* _TAREFA A REALIZAR_
Transcreva da entrevista sobre o PSDB todo o trecho que vai de "Quais foram os" até "há outras razões?", sem alterar nenhuma palavra.

Entrevista: 'O PSDB se descaracterizou, perdeu a cara', admite Tasso Jereissati, ex-presidente do partido

Entrevista: 'O PSDB se descaracterizou, perdeu a cara', admite Tasso Jereissati, ex-presidente do partido

Um dos fundadores da legenda, ex-governador do Ceará atribui declínio da sigla à falta de renovação, diz não se arrepender de apoio a Lula e defende candidatura própria em 2026

Ex-presidente do PSDB e ex-senador, Tasso Jereissati avalia que o PSDB perdeu a “cara” e se “descaracterizou” ao longo das últimas eleições. Com uma bancada de apenas 17 deputados federais, ele aponta a necessidade de apostar na formação de novos quadros, como os governadores tucanos Eduardo Leite (Rio Grande do Sul), Raquel Lyra (Pernambuco) e Eduardo Riedel (Mato Grosso do Sul). Com o fim de seu mandato no Senado, em janeiro de 2023, o cacique tucano hoje está afastado da Executiva da sigla.

Quais foram os erros do PSDB?

Sempre tivemos vários problemas, mas tínhamos quadros. Qualquer que fosse o analista que estudava a política brasileira, no mínimo falava que o PSDB tinha os melhores economistas e sociólogos. Essas lideranças eram muito fortes e são difíceis de serem substituídas, mas está acontecendo. A qualidade se transformou em quantidade. Mas, se pedir para apontar dez dos melhores governadores do Brasil, em qualidade, com certeza três são do PSDB. Raquel (Lyra), Eduardo (Leite) e Eduardo Riedel são de excepcional qualidade. Não temos muitos deputados nem muitos senadores, mas começamos a ter uma renovação.

Além da questão de formar quadros, há outras razões?

A outra razão é justamente a posição de aderir a governo em função de cargos. Isso esvaziou o PSDB e cresceram esses partidos que são mais politicamente nessa linha.

Há algum episódio específico para o PSDB ter deixado de ser protagonista, como as crises envolvendo Aécio Neves, João Doria e Geraldo Alckmin?

Tem a ver, mas não são os episódios específicos a razão. Eles são consequência. Houve um momento em que o PSDB se descaracterizou, o partido perdeu sua cara. Até pelo fato de ser poder (no governo Fernando Henrique), atraiu muita gente que não tinha necessariamente a sintonia com o partido que os seus fundadores tiveram. Eu não vou falar de nome de ninguém, estou preocupado com o futuro, todos nós participamos desse processo de descaracterização do partido.

* _REGISTROS DE DADOS_

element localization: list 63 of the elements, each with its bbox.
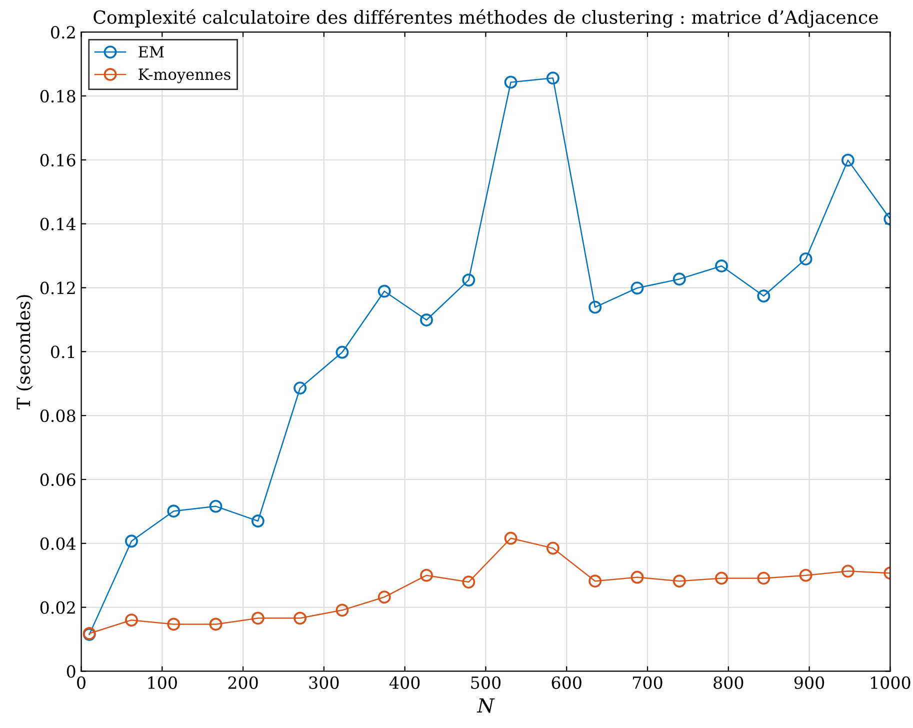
point xyxy=(672,574,686,588)
point xyxy=(251,514,264,528)
legend-label: K-moyennes xyxy=(138,68,230,84)
point xyxy=(630,570,644,584)
x-tick-label: 200 xyxy=(228,676,258,689)
point xyxy=(546,72,560,85)
y-tick-label: 0.12 xyxy=(40,282,75,294)
x-tick-label: 100 xyxy=(148,676,177,689)
x-tick-label: 0 xyxy=(77,676,86,689)
y-tick-label: 0.04 xyxy=(40,537,76,550)
x-tick-label: 600 xyxy=(552,676,582,689)
point xyxy=(630,282,644,294)
x-tick-label: 1000 xyxy=(871,676,910,689)
point xyxy=(841,154,854,167)
point xyxy=(251,612,264,625)
point xyxy=(294,382,307,395)
x-tick-label: 400 xyxy=(389,676,420,689)
y-tick-label: 0.06 xyxy=(40,473,76,486)
y-tick-label: 0.1 xyxy=(50,346,74,358)
point xyxy=(420,568,433,582)
legend-label: EM xyxy=(138,46,164,58)
y-tick-label: 0.16 xyxy=(40,154,76,166)
point xyxy=(336,346,349,359)
x-tick-label: 800 xyxy=(714,676,744,689)
x-tick-label: 500 xyxy=(471,676,501,689)
point xyxy=(378,590,391,604)
point xyxy=(757,572,770,585)
point xyxy=(715,260,728,272)
point xyxy=(588,574,602,588)
y-tick-label: 0.2 xyxy=(50,26,75,39)
x-tick-label: 700 xyxy=(632,676,662,689)
point xyxy=(167,504,180,518)
y-tick-label: 0.08 xyxy=(40,410,76,422)
point xyxy=(504,532,518,545)
x-tick-label: 300 xyxy=(309,676,339,689)
point xyxy=(209,500,222,513)
point xyxy=(715,572,728,585)
x-tick-label: 900 xyxy=(794,676,824,689)
y-tick-label: 0.02 xyxy=(40,601,75,614)
y-axis-title: T (secondes) xyxy=(16,295,33,410)
point xyxy=(209,618,222,631)
x-axis-title: N xyxy=(476,698,495,713)
y-tick-label: 0.18 xyxy=(40,90,76,103)
y-tick-label: 0 xyxy=(66,665,76,678)
point xyxy=(672,272,686,286)
point xyxy=(336,604,349,617)
point xyxy=(462,274,476,286)
point xyxy=(378,284,391,298)
point xyxy=(462,576,476,589)
point xyxy=(757,290,770,302)
point xyxy=(294,612,307,625)
point xyxy=(799,252,812,266)
point xyxy=(167,618,180,631)
point xyxy=(504,76,518,89)
point xyxy=(125,534,138,548)
point xyxy=(799,568,812,582)
point xyxy=(125,614,138,627)
chart-title: Complexité calculatoire des différentes méthodes de clustering : matrice d’Adjacence xyxy=(94,9,878,28)
point xyxy=(841,564,854,578)
point xyxy=(588,300,602,314)
y-tick-label: 0.14 xyxy=(40,218,76,230)
point xyxy=(420,314,433,326)
point xyxy=(546,542,560,555)
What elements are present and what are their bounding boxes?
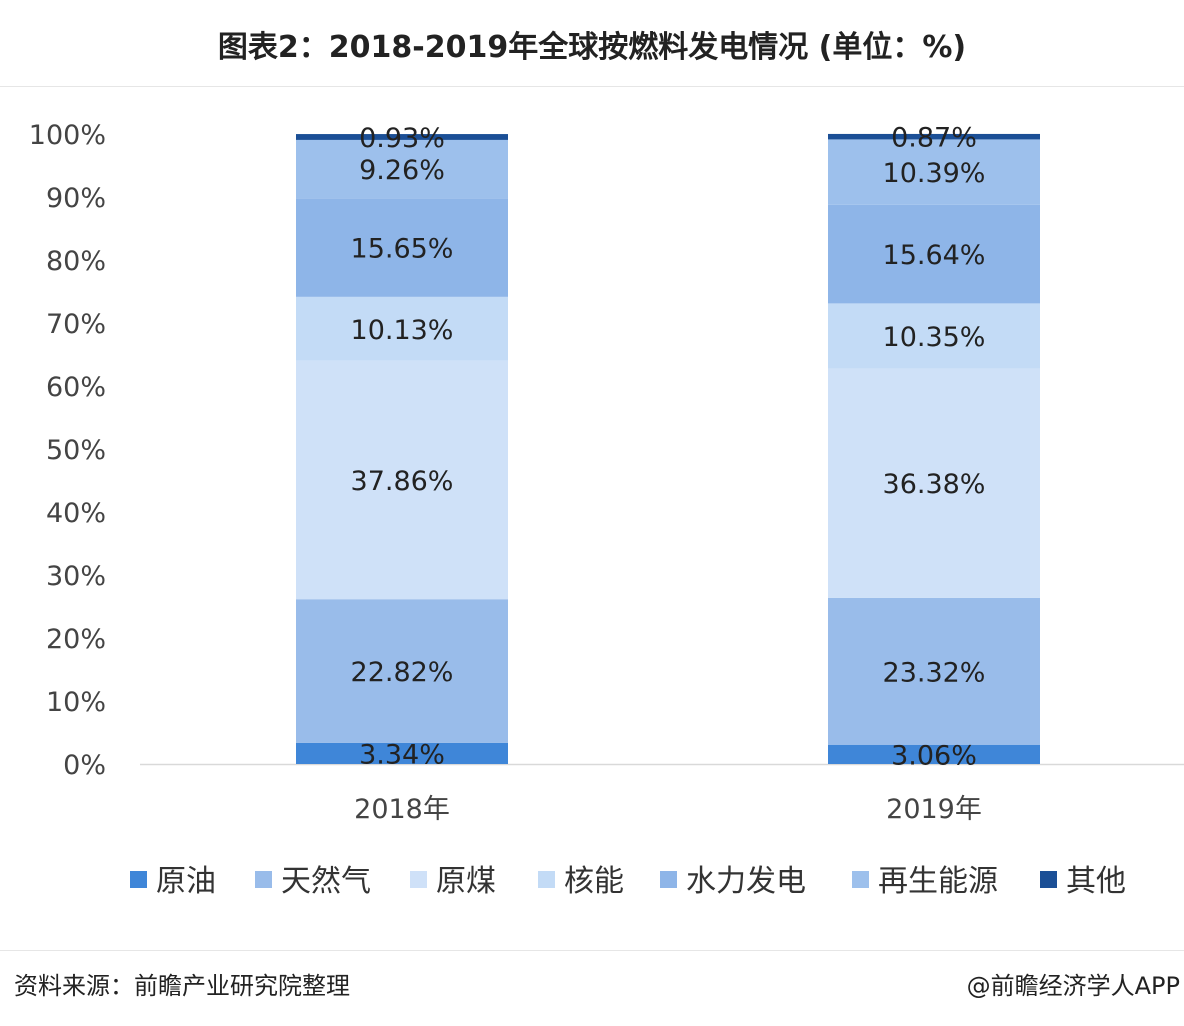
bar-segment [296,742,508,764]
y-tick-label: 90% [46,183,106,214]
legend-label: 核能 [564,864,624,899]
legend-swatch [538,871,555,888]
data-label: 23.32% [883,657,986,688]
y-tick-label: 30% [46,561,106,592]
bar-segment [296,139,508,199]
data-label: 3.06% [891,740,977,771]
legend-label: 天然气 [281,864,371,899]
data-label: 0.93% [359,123,445,154]
x-tick-label: 2018年 [354,794,450,825]
bar-segment [296,134,508,140]
bar-segment [296,198,508,297]
data-label: 15.65% [351,234,454,265]
y-tick-label: 50% [46,435,106,466]
bar-segment [828,133,1040,140]
bar-segment [296,599,508,743]
bar-segment [296,360,508,600]
data-label: 3.34% [359,739,445,770]
bar-segment [828,744,1040,764]
bar-segment [828,303,1040,369]
y-tick-label: 80% [46,246,106,277]
data-label: 9.26% [359,155,445,186]
y-tick-label: 100% [29,120,106,151]
legend-swatch [410,871,427,888]
y-tick-label: 40% [46,498,106,529]
data-label: 22.82% [351,657,454,688]
legend-label: 原油 [156,864,216,899]
legend-swatch [660,871,677,888]
bar-segment [828,597,1040,745]
legend-swatch [255,871,272,888]
y-tick-label: 70% [46,309,106,340]
bar-segment [296,296,508,361]
data-label: 36.38% [883,469,986,500]
data-label: 37.86% [351,466,454,497]
x-tick-label: 2019年 [886,794,982,825]
data-label: 10.35% [883,322,986,353]
footer-divider [0,950,1184,951]
y-tick-label: 10% [46,687,106,718]
legend-label: 再生能源 [878,864,998,899]
legend-label: 原煤 [436,864,496,899]
data-label: 0.87% [891,123,977,154]
y-tick-label: 0% [63,750,106,781]
bar-segment [828,204,1040,304]
stacked-bar-chart: 0% 10% 20% 30% 40% 50% 60% 70% 80% 90% 100% 3.34% 22… [29,120,1184,899]
data-label: 10.39% [883,158,986,189]
legend-swatch [130,871,147,888]
data-label: 15.64% [883,240,986,271]
source-note: 资料来源：前瞻产业研究院整理 [14,972,350,1000]
legend-label: 水力发电 [686,864,806,899]
bar-segment [828,368,1040,598]
credit-note: @前瞻经济学人APP [966,972,1180,1000]
y-tick-label: 20% [46,624,106,655]
bar-segment [828,139,1040,205]
title-divider [0,86,1184,87]
legend-label: 其他 [1066,864,1126,899]
chart-title: 图表2：2018-2019年全球按燃料发电情况 (单位：%) [217,30,967,65]
legend-swatch [852,871,869,888]
legend-swatch [1040,871,1057,888]
y-tick-label: 60% [46,372,106,403]
data-label: 10.13% [351,315,454,346]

* _RESPOSTA A SEGUIR_
Quais foram os erros do PSDB?

Sempre tivemos vários problemas, mas tínhamos quadros. Qualquer que fosse o analista que estudava a política brasileira, no mínimo falava que o PSDB tinha os melhores economistas e sociólogos. Essas lideranças eram muito fortes e são difíceis de serem substituídas, mas está acontecendo. A qualidade se transformou em quantidade. Mas, se pedir para apontar dez dos melhores governadores do Brasil, em qualidade, com certeza três são do PSDB. Raquel (Lyra), Eduardo (Leite) e Eduardo Riedel são de excepcional qualidade. Não temos muitos deputados nem muitos senadores, mas começamos a ter uma renovação.

Além da questão de formar quadros, há outras razões?